### What to produce
Copy every record below exactly.

[START Extracted entries]

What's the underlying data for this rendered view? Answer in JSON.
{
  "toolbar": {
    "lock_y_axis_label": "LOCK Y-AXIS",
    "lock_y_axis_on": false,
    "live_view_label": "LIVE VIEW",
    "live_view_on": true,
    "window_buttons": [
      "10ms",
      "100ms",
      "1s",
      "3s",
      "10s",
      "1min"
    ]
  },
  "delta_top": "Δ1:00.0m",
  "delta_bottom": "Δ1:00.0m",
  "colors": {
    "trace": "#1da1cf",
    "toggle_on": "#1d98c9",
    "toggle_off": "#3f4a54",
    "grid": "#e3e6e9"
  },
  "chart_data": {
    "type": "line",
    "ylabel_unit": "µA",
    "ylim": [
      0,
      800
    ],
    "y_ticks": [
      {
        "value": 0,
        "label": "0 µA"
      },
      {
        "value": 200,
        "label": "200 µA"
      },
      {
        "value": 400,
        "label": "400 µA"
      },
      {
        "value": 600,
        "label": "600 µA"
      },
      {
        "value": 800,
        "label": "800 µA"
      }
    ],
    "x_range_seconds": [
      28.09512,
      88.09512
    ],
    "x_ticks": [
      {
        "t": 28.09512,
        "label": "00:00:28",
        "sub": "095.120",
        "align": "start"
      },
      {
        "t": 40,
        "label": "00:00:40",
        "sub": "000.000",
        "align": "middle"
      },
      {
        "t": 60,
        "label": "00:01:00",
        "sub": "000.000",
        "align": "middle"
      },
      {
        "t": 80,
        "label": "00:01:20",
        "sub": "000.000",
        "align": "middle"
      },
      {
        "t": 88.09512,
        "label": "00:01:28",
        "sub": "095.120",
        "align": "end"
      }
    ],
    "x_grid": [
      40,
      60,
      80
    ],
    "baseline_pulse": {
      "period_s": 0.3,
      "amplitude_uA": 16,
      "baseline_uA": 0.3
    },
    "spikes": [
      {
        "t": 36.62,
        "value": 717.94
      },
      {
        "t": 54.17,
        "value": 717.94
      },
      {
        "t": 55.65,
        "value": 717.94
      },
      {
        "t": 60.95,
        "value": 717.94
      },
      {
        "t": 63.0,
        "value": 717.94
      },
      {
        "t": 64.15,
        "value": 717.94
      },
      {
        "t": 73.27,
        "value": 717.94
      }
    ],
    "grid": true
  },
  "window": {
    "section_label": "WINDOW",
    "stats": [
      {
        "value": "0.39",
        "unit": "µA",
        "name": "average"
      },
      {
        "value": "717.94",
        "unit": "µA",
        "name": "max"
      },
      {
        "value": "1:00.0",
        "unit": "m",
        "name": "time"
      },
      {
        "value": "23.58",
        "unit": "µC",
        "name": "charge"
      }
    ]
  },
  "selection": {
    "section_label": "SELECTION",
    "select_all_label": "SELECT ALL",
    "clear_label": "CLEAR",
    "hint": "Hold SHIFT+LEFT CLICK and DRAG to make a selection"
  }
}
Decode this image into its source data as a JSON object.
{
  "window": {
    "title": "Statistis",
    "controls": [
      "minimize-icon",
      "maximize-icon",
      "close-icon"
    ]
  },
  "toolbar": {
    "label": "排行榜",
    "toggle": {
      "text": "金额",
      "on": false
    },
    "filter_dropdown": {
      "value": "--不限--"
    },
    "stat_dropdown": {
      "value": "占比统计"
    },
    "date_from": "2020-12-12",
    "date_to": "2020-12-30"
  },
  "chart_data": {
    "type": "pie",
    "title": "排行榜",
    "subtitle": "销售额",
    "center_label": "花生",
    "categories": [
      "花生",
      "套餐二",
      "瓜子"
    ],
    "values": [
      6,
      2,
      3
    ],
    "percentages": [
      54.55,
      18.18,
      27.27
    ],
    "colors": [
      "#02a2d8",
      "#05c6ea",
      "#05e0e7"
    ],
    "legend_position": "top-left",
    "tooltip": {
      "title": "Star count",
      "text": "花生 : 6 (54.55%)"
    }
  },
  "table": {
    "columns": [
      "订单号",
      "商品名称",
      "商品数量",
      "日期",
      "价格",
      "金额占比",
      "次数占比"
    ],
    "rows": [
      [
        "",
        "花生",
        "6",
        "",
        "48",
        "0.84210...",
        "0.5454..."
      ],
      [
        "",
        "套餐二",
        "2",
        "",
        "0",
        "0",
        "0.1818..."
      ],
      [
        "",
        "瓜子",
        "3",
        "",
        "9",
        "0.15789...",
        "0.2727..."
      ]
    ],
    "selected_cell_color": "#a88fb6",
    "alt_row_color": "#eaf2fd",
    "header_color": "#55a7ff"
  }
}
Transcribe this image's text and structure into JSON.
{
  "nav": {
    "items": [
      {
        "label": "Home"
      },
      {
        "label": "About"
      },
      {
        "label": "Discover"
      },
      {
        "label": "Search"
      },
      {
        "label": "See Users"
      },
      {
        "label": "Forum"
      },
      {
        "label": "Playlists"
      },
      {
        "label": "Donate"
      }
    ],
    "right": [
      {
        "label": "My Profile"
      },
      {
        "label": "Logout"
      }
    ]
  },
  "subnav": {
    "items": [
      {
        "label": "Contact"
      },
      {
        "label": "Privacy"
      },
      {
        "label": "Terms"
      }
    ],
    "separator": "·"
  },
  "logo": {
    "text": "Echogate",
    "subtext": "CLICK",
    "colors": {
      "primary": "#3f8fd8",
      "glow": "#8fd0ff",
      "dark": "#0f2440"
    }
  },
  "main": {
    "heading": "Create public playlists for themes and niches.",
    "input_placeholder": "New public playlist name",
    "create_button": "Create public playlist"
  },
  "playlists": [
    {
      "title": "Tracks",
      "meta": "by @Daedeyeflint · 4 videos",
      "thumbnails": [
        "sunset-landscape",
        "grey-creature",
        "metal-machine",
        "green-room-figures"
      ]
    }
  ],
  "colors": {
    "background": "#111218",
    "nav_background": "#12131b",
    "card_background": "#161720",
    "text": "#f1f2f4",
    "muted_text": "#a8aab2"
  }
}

[END Extracted entries]

### The answer
What's the underlying data for this rendered view? Answer in JSON.
{
  "toolbar": {
    "lock_y_axis_label": "LOCK Y-AXIS",
    "lock_y_axis_on": false,
    "live_view_label": "LIVE VIEW",
    "live_view_on": true,
    "window_buttons": [
      "10ms",
      "100ms",
      "1s",
      "3s",
      "10s",
      "1min"
    ]
  },
  "delta_top": "Δ1:00.0m",
  "delta_bottom": "Δ1:00.0m",
  "colors": {
    "trace": "#1da1cf",
    "toggle_on": "#1d98c9",
    "toggle_off": "#3f4a54",
    "grid": "#e3e6e9"
  },
  "chart_data": {
    "type": "line",
    "ylabel_unit": "µA",
    "ylim": [
      0,
      800
    ],
    "y_ticks": [
      {
        "value": 0,
        "label": "0 µA"
      },
      {
        "value": 200,
        "label": "200 µA"
      },
      {
        "value": 400,
        "label": "400 µA"
      },
      {
        "value": 600,
        "label": "600 µA"
      },
      {
        "value": 800,
        "label": "800 µA"
      }
    ],
    "x_range_seconds": [
      28.09512,
      88.09512
    ],
    "x_ticks": [
      {
        "t": 28.09512,
        "label": "00:00:28",
        "sub": "095.120",
        "align": "start"
      },
      {
        "t": 40,
        "label": "00:00:40",
        "sub": "000.000",
        "align": "middle"
      },
      {
        "t": 60,
        "label": "00:01:00",
        "sub": "000.000",
        "align": "middle"
      },
      {
        "t": 80,
        "label": "00:01:20",
        "sub": "000.000",
        "align": "middle"
      },
      {
        "t": 88.09512,
        "label": "00:01:28",
        "sub": "095.120",
        "align": "end"
      }
    ],
    "x_grid": [
      40,
      60,
      80
    ],
    "baseline_pulse": {
      "period_s": 0.3,
      "amplitude_uA": 16,
      "baseline_uA": 0.3
    },
    "spikes": [
      {
        "t": 36.62,
        "value": 717.94
      },
      {
        "t": 54.17,
        "value": 717.94
      },
      {
        "t": 55.65,
        "value": 717.94
      },
      {
        "t": 60.95,
        "value": 717.94
      },
      {
        "t": 63.0,
        "value": 717.94
      },
      {
        "t": 64.15,
        "value": 717.94
      },
      {
        "t": 73.27,
        "value": 717.94
      }
    ],
    "grid": true
  },
  "window": {
    "section_label": "WINDOW",
    "stats": [
      {
        "value": "0.39",
        "unit": "µA",
        "name": "average"
      },
      {
        "value": "717.94",
        "unit": "µA",
        "name": "max"
      },
      {
        "value": "1:00.0",
        "unit": "m",
        "name": "time"
      },
      {
        "value": "23.58",
        "unit": "µC",
        "name": "charge"
      }
    ]
  },
  "selection": {
    "section_label": "SELECTION",
    "select_all_label": "SELECT ALL",
    "clear_label": "CLEAR",
    "hint": "Hold SHIFT+LEFT CLICK and DRAG to make a selection"
  }
}
Decode this image into its source data as a JSON object.
{
  "window": {
    "title": "Statistis",
    "controls": [
      "minimize-icon",
      "maximize-icon",
      "close-icon"
    ]
  },
  "toolbar": {
    "label": "排行榜",
    "toggle": {
      "text": "金额",
      "on": false
    },
    "filter_dropdown": {
      "value": "--不限--"
    },
    "stat_dropdown": {
      "value": "占比统计"
    },
    "date_from": "2020-12-12",
    "date_to": "2020-12-30"
  },
  "chart_data": {
    "type": "pie",
    "title": "排行榜",
    "subtitle": "销售额",
    "center_label": "花生",
    "categories": [
      "花生",
      "套餐二",
      "瓜子"
    ],
    "values": [
      6,
      2,
      3
    ],
    "percentages": [
      54.55,
      18.18,
      27.27
    ],
    "colors": [
      "#02a2d8",
      "#05c6ea",
      "#05e0e7"
    ],
    "legend_position": "top-left",
    "tooltip": {
      "title": "Star count",
      "text": "花生 : 6 (54.55%)"
    }
  },
  "table": {
    "columns": [
      "订单号",
      "商品名称",
      "商品数量",
      "日期",
      "价格",
      "金额占比",
      "次数占比"
    ],
    "rows": [
      [
        "",
        "花生",
        "6",
        "",
        "48",
        "0.84210...",
        "0.5454..."
      ],
      [
        "",
        "套餐二",
        "2",
        "",
        "0",
        "0",
        "0.1818..."
      ],
      [
        "",
        "瓜子",
        "3",
        "",
        "9",
        "0.15789...",
        "0.2727..."
      ]
    ],
    "selected_cell_color": "#a88fb6",
    "alt_row_color": "#eaf2fd",
    "header_color": "#55a7ff"
  }
}
Transcribe this image's text and structure into JSON.
{
  "nav": {
    "items": [
      {
        "label": "Home"
      },
      {
        "label": "About"
      },
      {
        "label": "Discover"
      },
      {
        "label": "Search"
      },
      {
        "label": "See Users"
      },
      {
        "label": "Forum"
      },
      {
        "label": "Playlists"
      },
      {
        "label": "Donate"
      }
    ],
    "right": [
      {
        "label": "My Profile"
      },
      {
        "label": "Logout"
      }
    ]
  },
  "subnav": {
    "items": [
      {
        "label": "Contact"
      },
      {
        "label": "Privacy"
      },
      {
        "label": "Terms"
      }
    ],
    "separator": "·"
  },
  "logo": {
    "text": "Echogate",
    "subtext": "CLICK",
    "colors": {
      "primary": "#3f8fd8",
      "glow": "#8fd0ff",
      "dark": "#0f2440"
    }
  },
  "main": {
    "heading": "Create public playlists for themes and niches.",
    "input_placeholder": "New public playlist name",
    "create_button": "Create public playlist"
  },
  "playlists": [
    {
      "title": "Tracks",
      "meta": "by @Daedeyeflint · 4 videos",
      "thumbnails": [
        "sunset-landscape",
        "grey-creature",
        "metal-machine",
        "green-room-figures"
      ]
    }
  ],
  "colors": {
    "background": "#111218",
    "nav_background": "#12131b",
    "card_background": "#161720",
    "text": "#f1f2f4",
    "muted_text": "#a8aab2"
  }
}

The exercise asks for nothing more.